**Task:** Each line that follows is to be retyped exactly.

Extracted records
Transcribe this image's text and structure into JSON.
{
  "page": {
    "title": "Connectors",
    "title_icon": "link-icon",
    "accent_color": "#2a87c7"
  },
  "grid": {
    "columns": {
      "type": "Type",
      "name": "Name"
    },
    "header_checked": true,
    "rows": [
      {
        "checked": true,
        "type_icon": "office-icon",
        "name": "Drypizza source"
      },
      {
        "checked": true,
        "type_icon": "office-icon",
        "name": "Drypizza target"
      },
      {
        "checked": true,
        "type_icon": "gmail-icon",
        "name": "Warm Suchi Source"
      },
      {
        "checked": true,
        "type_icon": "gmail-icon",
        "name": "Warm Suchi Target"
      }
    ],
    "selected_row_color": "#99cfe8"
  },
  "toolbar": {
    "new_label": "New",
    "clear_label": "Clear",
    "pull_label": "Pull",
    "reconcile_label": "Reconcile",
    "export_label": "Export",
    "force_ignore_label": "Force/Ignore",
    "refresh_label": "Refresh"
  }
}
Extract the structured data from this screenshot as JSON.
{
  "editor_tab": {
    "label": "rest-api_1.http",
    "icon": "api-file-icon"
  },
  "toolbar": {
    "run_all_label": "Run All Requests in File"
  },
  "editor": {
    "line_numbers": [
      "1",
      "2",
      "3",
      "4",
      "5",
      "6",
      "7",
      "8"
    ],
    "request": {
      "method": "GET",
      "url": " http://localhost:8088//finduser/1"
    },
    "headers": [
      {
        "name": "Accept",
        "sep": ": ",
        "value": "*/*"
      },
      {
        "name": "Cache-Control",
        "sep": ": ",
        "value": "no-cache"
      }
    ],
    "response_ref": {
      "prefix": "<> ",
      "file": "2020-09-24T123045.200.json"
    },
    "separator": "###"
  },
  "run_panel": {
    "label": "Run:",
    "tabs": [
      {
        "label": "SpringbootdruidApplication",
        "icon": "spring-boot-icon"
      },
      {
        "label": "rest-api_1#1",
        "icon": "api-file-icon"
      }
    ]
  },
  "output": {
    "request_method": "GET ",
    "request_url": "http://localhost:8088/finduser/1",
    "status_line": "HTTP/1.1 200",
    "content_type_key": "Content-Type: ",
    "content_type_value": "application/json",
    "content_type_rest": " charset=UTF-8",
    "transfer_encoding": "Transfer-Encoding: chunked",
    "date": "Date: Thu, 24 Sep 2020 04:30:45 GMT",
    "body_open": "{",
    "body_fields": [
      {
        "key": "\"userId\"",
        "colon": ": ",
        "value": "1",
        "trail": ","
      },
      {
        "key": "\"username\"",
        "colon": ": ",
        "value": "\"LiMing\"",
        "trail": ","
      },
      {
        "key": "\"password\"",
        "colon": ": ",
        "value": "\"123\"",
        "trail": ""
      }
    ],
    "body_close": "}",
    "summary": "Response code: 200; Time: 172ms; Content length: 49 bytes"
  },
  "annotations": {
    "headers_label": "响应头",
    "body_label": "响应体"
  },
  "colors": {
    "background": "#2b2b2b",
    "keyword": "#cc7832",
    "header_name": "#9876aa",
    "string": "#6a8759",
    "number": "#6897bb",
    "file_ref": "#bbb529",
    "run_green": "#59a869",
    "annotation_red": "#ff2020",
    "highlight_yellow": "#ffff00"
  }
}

**Response:**
Transcribe this image's text and structure into JSON.
{
  "page": {
    "title": "Connectors",
    "title_icon": "link-icon",
    "accent_color": "#2a87c7"
  },
  "grid": {
    "columns": {
      "type": "Type",
      "name": "Name"
    },
    "header_checked": true,
    "rows": [
      {
        "checked": true,
        "type_icon": "office-icon",
        "name": "Drypizza source"
      },
      {
        "checked": true,
        "type_icon": "office-icon",
        "name": "Drypizza target"
      },
      {
        "checked": true,
        "type_icon": "gmail-icon",
        "name": "Warm Suchi Source"
      },
      {
        "checked": true,
        "type_icon": "gmail-icon",
        "name": "Warm Suchi Target"
      }
    ],
    "selected_row_color": "#99cfe8"
  },
  "toolbar": {
    "new_label": "New",
    "clear_label": "Clear",
    "pull_label": "Pull",
    "reconcile_label": "Reconcile",
    "export_label": "Export",
    "force_ignore_label": "Force/Ignore",
    "refresh_label": "Refresh"
  }
}
Extract the structured data from this screenshot as JSON.
{
  "editor_tab": {
    "label": "rest-api_1.http",
    "icon": "api-file-icon"
  },
  "toolbar": {
    "run_all_label": "Run All Requests in File"
  },
  "editor": {
    "line_numbers": [
      "1",
      "2",
      "3",
      "4",
      "5",
      "6",
      "7",
      "8"
    ],
    "request": {
      "method": "GET",
      "url": " http://localhost:8088//finduser/1"
    },
    "headers": [
      {
        "name": "Accept",
        "sep": ": ",
        "value": "*/*"
      },
      {
        "name": "Cache-Control",
        "sep": ": ",
        "value": "no-cache"
      }
    ],
    "response_ref": {
      "prefix": "<> ",
      "file": "2020-09-24T123045.200.json"
    },
    "separator": "###"
  },
  "run_panel": {
    "label": "Run:",
    "tabs": [
      {
        "label": "SpringbootdruidApplication",
        "icon": "spring-boot-icon"
      },
      {
        "label": "rest-api_1#1",
        "icon": "api-file-icon"
      }
    ]
  },
  "output": {
    "request_method": "GET ",
    "request_url": "http://localhost:8088/finduser/1",
    "status_line": "HTTP/1.1 200",
    "content_type_key": "Content-Type: ",
    "content_type_value": "application/json",
    "content_type_rest": " charset=UTF-8",
    "transfer_encoding": "Transfer-Encoding: chunked",
    "date": "Date: Thu, 24 Sep 2020 04:30:45 GMT",
    "body_open": "{",
    "body_fields": [
      {
        "key": "\"userId\"",
        "colon": ": ",
        "value": "1",
        "trail": ","
      },
      {
        "key": "\"username\"",
        "colon": ": ",
        "value": "\"LiMing\"",
        "trail": ","
      },
      {
        "key": "\"password\"",
        "colon": ": ",
        "value": "\"123\"",
        "trail": ""
      }
    ],
    "body_close": "}",
    "summary": "Response code: 200; Time: 172ms; Content length: 49 bytes"
  },
  "annotations": {
    "headers_label": "响应头",
    "body_label": "响应体"
  },
  "colors": {
    "background": "#2b2b2b",
    "keyword": "#cc7832",
    "header_name": "#9876aa",
    "string": "#6a8759",
    "number": "#6897bb",
    "file_ref": "#bbb529",
    "run_green": "#59a869",
    "annotation_red": "#ff2020",
    "highlight_yellow": "#ffff00"
  }
}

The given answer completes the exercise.